[Records contained in a dataset]
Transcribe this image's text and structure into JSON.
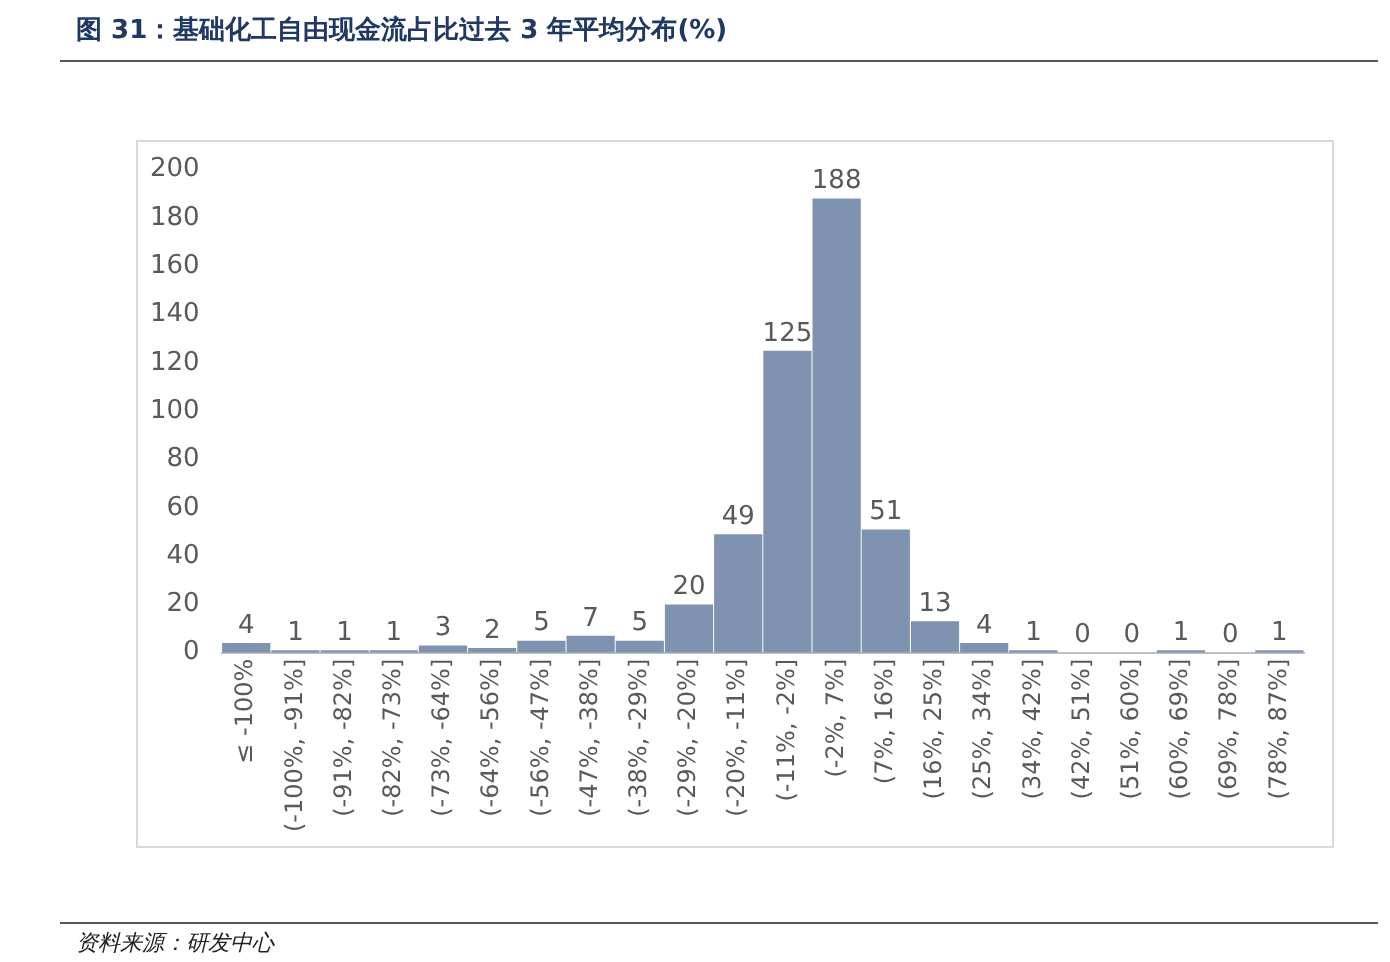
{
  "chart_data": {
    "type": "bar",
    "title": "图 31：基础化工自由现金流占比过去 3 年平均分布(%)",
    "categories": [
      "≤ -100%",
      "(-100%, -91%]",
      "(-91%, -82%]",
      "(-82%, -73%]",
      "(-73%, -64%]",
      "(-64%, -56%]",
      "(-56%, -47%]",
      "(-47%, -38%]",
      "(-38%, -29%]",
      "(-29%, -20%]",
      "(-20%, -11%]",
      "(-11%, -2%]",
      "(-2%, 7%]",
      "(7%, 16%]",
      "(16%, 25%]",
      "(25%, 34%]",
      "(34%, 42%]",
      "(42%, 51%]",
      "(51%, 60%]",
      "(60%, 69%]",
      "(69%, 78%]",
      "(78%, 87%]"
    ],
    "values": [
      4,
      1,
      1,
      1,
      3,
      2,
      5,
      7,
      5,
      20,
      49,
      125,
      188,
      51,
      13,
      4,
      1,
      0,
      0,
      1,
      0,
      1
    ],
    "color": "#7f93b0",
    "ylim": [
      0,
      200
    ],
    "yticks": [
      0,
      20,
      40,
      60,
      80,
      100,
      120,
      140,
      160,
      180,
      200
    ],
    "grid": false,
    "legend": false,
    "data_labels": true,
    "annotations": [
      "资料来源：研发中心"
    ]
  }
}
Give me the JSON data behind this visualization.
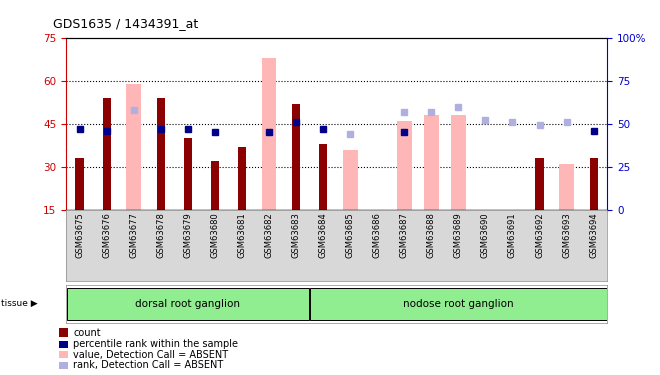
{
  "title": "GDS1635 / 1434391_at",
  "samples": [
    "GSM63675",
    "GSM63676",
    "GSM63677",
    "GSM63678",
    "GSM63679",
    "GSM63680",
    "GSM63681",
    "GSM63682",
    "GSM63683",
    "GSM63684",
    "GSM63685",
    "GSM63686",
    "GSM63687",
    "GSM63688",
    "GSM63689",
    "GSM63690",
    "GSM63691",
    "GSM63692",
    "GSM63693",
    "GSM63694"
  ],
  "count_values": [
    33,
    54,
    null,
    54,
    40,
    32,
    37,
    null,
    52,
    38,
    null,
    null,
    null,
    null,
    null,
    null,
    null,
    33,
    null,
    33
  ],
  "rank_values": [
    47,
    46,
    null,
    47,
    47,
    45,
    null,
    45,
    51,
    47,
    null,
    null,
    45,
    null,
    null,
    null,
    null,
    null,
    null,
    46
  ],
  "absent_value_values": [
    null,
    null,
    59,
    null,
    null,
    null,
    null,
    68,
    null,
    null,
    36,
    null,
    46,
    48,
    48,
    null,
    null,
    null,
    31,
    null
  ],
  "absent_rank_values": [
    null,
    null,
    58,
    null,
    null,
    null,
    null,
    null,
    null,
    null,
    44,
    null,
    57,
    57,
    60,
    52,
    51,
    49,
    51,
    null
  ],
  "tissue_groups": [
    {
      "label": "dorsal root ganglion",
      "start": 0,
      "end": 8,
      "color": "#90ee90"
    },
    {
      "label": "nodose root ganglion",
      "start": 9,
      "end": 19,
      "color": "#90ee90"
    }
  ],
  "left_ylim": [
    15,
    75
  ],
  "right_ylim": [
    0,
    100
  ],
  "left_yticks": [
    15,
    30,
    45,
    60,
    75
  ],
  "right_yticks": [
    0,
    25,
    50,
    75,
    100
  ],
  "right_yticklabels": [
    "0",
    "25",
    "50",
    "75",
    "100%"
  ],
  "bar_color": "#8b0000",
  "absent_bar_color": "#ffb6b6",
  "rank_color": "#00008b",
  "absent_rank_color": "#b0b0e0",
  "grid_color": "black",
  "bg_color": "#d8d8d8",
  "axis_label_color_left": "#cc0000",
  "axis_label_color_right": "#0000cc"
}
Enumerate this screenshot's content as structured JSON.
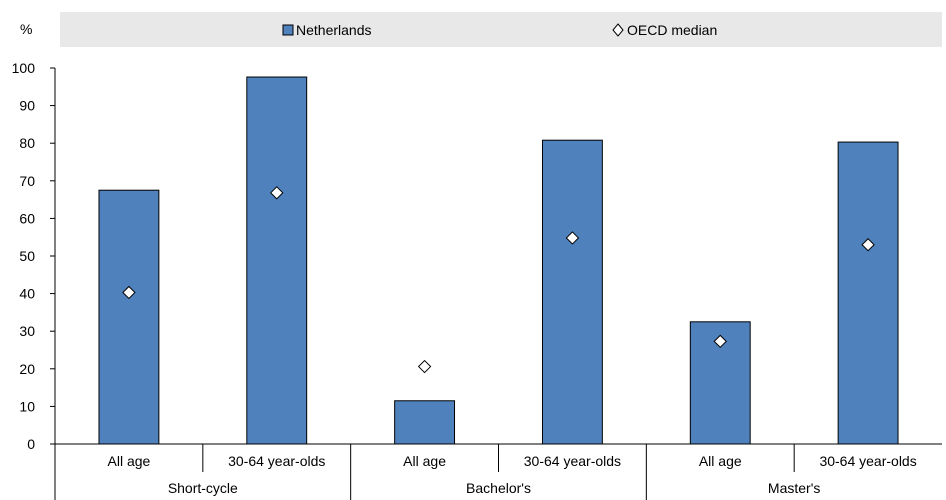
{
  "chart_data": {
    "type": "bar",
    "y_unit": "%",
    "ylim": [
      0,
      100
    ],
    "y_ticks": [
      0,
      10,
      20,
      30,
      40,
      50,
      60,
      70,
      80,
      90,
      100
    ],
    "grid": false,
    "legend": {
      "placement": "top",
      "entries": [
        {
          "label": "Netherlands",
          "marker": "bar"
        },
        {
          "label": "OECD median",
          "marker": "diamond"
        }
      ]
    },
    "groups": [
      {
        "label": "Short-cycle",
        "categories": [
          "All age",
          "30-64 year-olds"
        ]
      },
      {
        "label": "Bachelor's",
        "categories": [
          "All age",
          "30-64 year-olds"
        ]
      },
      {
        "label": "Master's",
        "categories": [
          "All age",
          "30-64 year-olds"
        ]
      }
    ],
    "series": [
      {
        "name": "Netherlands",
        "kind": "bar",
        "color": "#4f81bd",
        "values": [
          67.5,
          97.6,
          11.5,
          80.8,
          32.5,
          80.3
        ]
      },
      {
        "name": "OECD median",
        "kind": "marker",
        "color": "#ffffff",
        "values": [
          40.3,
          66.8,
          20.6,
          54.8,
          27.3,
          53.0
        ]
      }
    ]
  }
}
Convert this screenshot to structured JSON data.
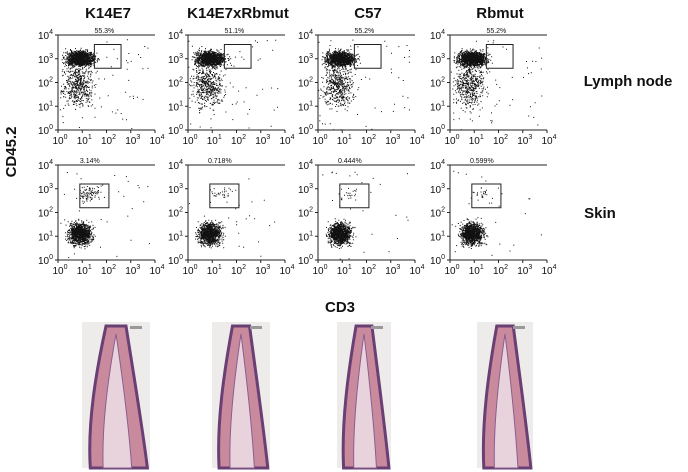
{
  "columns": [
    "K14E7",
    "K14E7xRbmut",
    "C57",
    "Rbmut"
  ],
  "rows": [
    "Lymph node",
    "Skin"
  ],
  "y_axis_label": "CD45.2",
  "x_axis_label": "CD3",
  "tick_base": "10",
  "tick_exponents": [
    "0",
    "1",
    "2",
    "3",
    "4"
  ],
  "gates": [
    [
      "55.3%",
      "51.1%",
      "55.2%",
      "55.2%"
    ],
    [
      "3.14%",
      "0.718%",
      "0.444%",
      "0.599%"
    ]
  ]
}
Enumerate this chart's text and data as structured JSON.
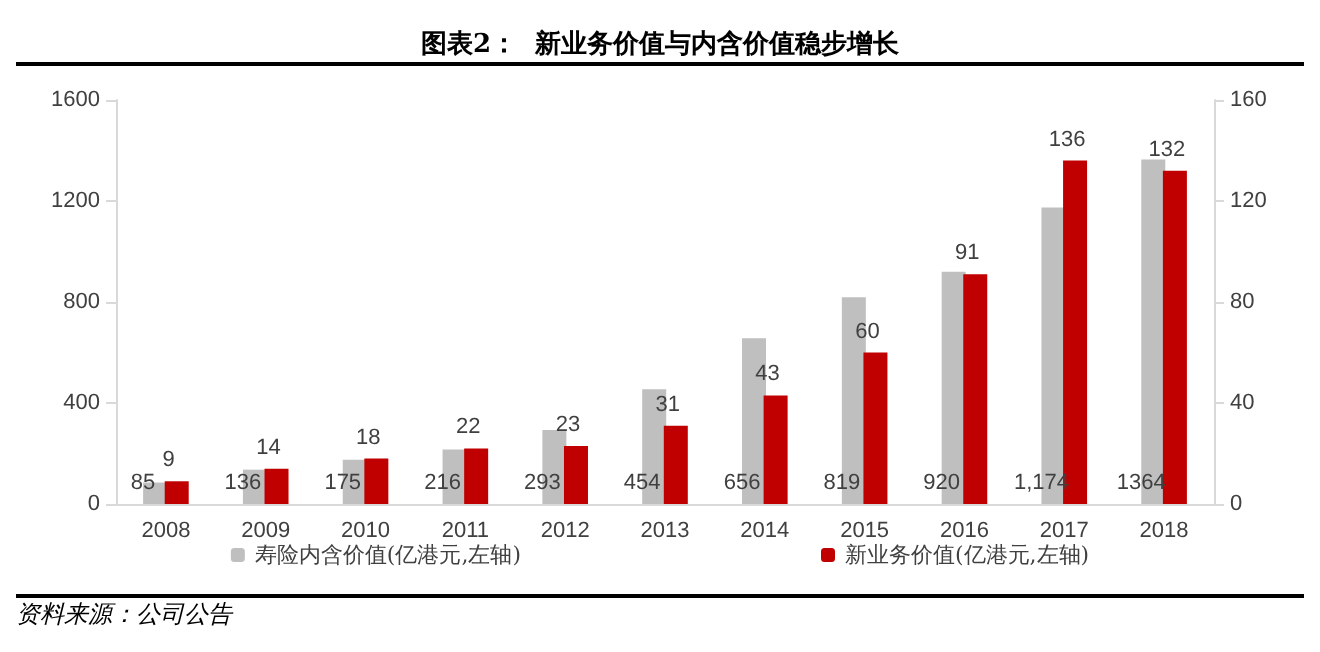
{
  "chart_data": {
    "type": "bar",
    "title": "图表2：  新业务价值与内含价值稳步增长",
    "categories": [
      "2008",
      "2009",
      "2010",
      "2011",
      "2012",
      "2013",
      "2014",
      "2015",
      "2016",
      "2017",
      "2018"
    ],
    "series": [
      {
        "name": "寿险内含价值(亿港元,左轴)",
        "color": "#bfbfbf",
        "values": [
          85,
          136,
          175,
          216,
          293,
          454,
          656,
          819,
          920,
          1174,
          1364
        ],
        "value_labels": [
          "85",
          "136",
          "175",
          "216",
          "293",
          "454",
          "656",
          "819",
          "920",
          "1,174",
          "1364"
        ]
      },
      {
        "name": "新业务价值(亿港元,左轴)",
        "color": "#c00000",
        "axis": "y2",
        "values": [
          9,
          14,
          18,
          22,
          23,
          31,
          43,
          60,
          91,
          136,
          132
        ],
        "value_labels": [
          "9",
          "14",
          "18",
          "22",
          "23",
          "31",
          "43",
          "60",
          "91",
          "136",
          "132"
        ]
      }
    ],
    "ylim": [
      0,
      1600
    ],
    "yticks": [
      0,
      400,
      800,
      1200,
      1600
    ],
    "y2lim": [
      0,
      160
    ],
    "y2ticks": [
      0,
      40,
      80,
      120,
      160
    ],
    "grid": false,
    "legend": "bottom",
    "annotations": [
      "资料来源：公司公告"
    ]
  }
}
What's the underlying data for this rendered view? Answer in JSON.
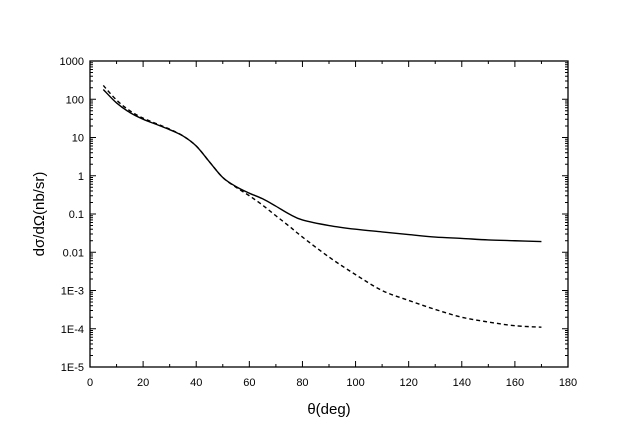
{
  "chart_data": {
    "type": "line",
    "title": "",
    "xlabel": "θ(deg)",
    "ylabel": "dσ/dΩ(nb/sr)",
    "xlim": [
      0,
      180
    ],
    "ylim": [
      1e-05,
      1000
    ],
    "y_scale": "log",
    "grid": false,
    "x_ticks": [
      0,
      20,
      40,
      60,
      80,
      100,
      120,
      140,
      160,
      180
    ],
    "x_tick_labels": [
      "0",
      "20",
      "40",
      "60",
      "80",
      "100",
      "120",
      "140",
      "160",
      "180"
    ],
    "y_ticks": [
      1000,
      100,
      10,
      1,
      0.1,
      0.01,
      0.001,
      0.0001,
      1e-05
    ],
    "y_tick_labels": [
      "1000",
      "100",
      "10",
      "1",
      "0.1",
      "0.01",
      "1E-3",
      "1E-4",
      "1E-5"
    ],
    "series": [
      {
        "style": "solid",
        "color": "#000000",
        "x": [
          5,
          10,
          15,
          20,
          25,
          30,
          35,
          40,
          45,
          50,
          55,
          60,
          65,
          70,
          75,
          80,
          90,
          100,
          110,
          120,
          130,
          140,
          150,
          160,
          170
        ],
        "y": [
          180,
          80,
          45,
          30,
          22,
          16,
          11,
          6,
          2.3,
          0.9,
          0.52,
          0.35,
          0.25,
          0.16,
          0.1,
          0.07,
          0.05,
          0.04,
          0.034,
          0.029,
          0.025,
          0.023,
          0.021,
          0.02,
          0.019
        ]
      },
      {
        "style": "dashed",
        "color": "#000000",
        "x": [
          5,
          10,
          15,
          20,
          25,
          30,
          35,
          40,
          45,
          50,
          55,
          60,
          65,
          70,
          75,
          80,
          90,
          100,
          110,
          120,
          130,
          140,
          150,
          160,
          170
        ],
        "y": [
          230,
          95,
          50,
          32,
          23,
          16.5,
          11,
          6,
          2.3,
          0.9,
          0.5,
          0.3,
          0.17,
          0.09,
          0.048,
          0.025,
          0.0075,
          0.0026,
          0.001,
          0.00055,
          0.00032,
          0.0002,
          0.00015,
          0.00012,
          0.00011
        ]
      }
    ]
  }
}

## [WORK TO DO]
Read the lines above. Gather those in which the string "Enumerate" is found.

## [THE RESPONSE]
Enumerate this screenshot's content as structured JSON.
Enumerate this chart's text and data as structured JSON.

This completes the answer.